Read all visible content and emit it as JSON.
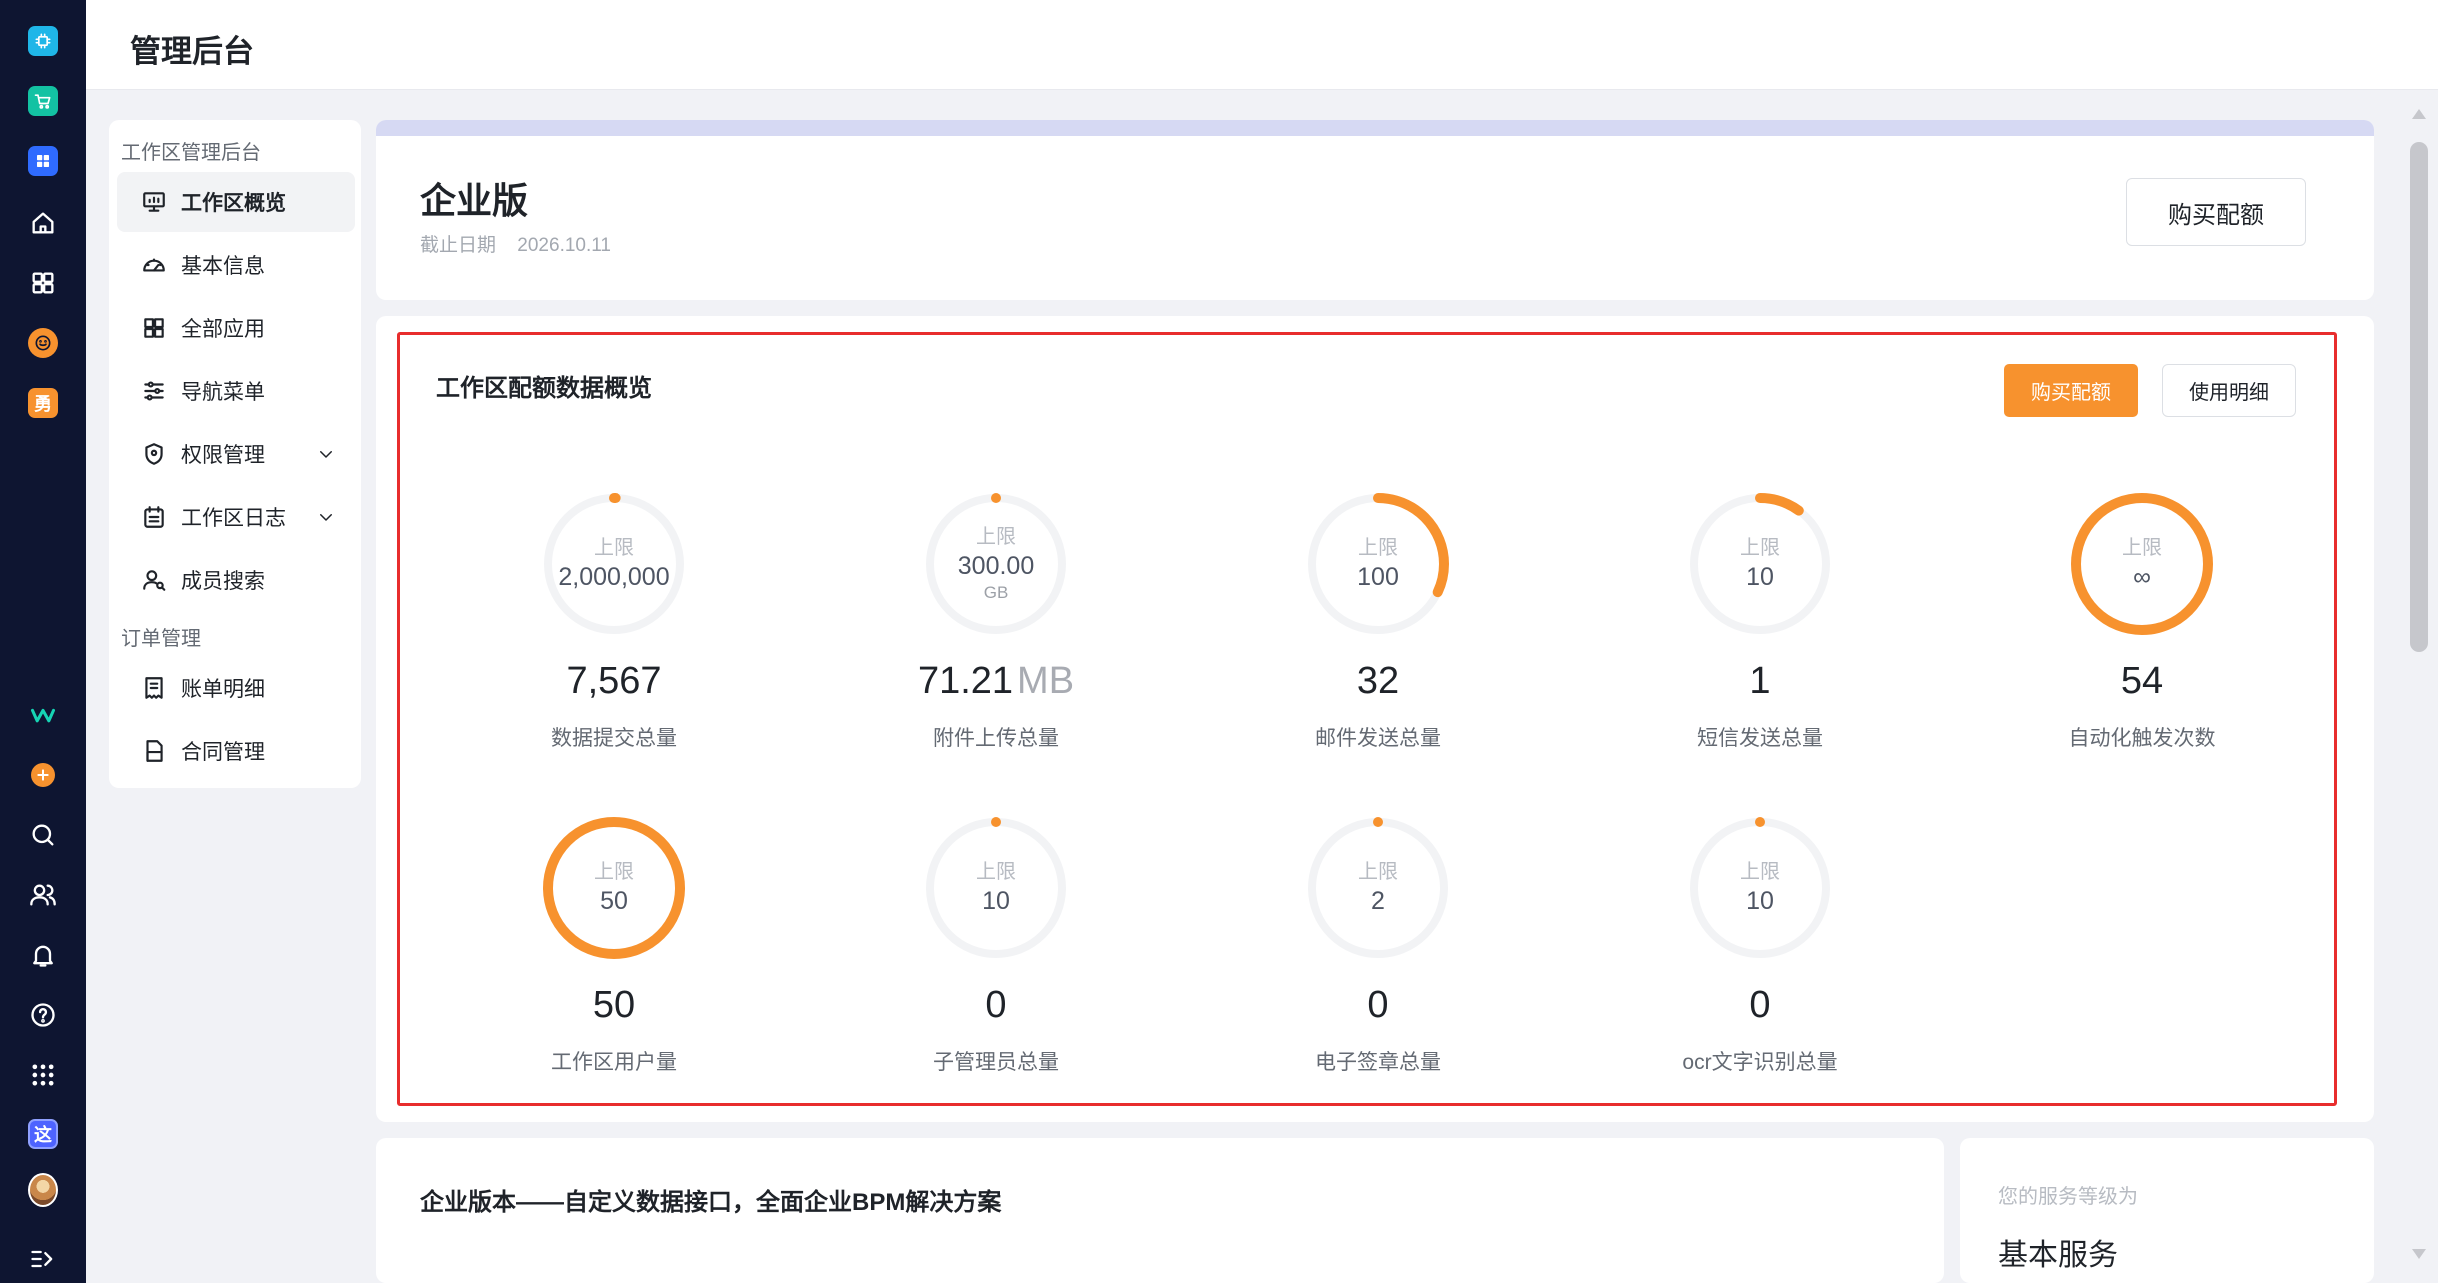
{
  "header": {
    "title": "管理后台"
  },
  "rail": {
    "bottom_apps": [
      {
        "icon": "wecom-logo-icon"
      },
      {
        "icon": "add-circle-icon"
      },
      {
        "icon": "search-icon"
      },
      {
        "icon": "members-icon"
      },
      {
        "icon": "bell-icon"
      },
      {
        "icon": "help-circle-icon"
      },
      {
        "icon": "grid-apps-icon"
      },
      {
        "icon": "app-zhe-icon",
        "label": "这"
      },
      {
        "icon": "user-avatar-icon"
      },
      {
        "icon": "expand-sidebar-icon"
      }
    ],
    "top_apps": [
      {
        "icon": "chip-app-icon",
        "color": "#1fb6e8"
      },
      {
        "icon": "cart-app-icon",
        "color": "#13c2a3"
      },
      {
        "icon": "grid-app-icon",
        "color": "#2f6bff"
      },
      {
        "icon": "home-icon"
      },
      {
        "icon": "all-apps-icon"
      },
      {
        "icon": "smile-app-icon",
        "color": "#f7922e"
      },
      {
        "icon": "yong-app-icon",
        "color": "#f7922e",
        "label": "勇"
      }
    ]
  },
  "nav": {
    "group_workspace": "工作区管理后台",
    "group_orders": "订单管理",
    "items": [
      {
        "label": "工作区概览",
        "icon": "monitor-icon",
        "active": true
      },
      {
        "label": "基本信息",
        "icon": "dashboard-icon"
      },
      {
        "label": "全部应用",
        "icon": "apps-grid-icon"
      },
      {
        "label": "导航菜单",
        "icon": "sliders-icon"
      },
      {
        "label": "权限管理",
        "icon": "shield-icon",
        "expandable": true
      },
      {
        "label": "工作区日志",
        "icon": "calendar-icon",
        "expandable": true
      },
      {
        "label": "成员搜索",
        "icon": "user-search-icon"
      },
      {
        "label": "账单明细",
        "icon": "bill-icon"
      },
      {
        "label": "合同管理",
        "icon": "contract-icon"
      }
    ]
  },
  "edition": {
    "title": "企业版",
    "expiry_label": "截止日期",
    "expiry_date": "2026.10.11",
    "buy_label": "购买配额"
  },
  "quota": {
    "title": "工作区配额数据概览",
    "buy_label": "购买配额",
    "detail_label": "使用明细",
    "limit_label": "上限",
    "metrics": [
      {
        "name": "数据提交总量",
        "limit": "2,000,000",
        "limit_unit": "",
        "value": "7,567",
        "value_unit": "",
        "ratio": 0.004
      },
      {
        "name": "附件上传总量",
        "limit": "300.00",
        "limit_unit": "GB",
        "value": "71.21",
        "value_unit": "MB",
        "ratio": 0.0
      },
      {
        "name": "邮件发送总量",
        "limit": "100",
        "limit_unit": "",
        "value": "32",
        "value_unit": "",
        "ratio": 0.32
      },
      {
        "name": "短信发送总量",
        "limit": "10",
        "limit_unit": "",
        "value": "1",
        "value_unit": "",
        "ratio": 0.1
      },
      {
        "name": "自动化触发次数",
        "limit": "∞",
        "limit_unit": "",
        "value": "54",
        "value_unit": "",
        "ratio": 1.0
      },
      {
        "name": "工作区用户量",
        "limit": "50",
        "limit_unit": "",
        "value": "50",
        "value_unit": "",
        "ratio": 1.0
      },
      {
        "name": "子管理员总量",
        "limit": "10",
        "limit_unit": "",
        "value": "0",
        "value_unit": "",
        "ratio": 0.0
      },
      {
        "name": "电子签章总量",
        "limit": "2",
        "limit_unit": "",
        "value": "0",
        "value_unit": "",
        "ratio": 0.0
      },
      {
        "name": "ocr文字识别总量",
        "limit": "10",
        "limit_unit": "",
        "value": "0",
        "value_unit": "",
        "ratio": 0.0
      }
    ],
    "ring_color": "#f7922e",
    "track_color": "#f2f3f5"
  },
  "bottom": {
    "solution_title": "企业版本——自定义数据接口，全面企业BPM解决方案",
    "service_label": "您的服务等级为",
    "service_value": "基本服务"
  }
}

__________________________________________________

**WHAT YOU WILL DO:** Gather from the records above every line containing the string "user".

**FINISHED EXERCISE:**
        "icon": "user-avatar-icon"
        "icon": "user-search-icon"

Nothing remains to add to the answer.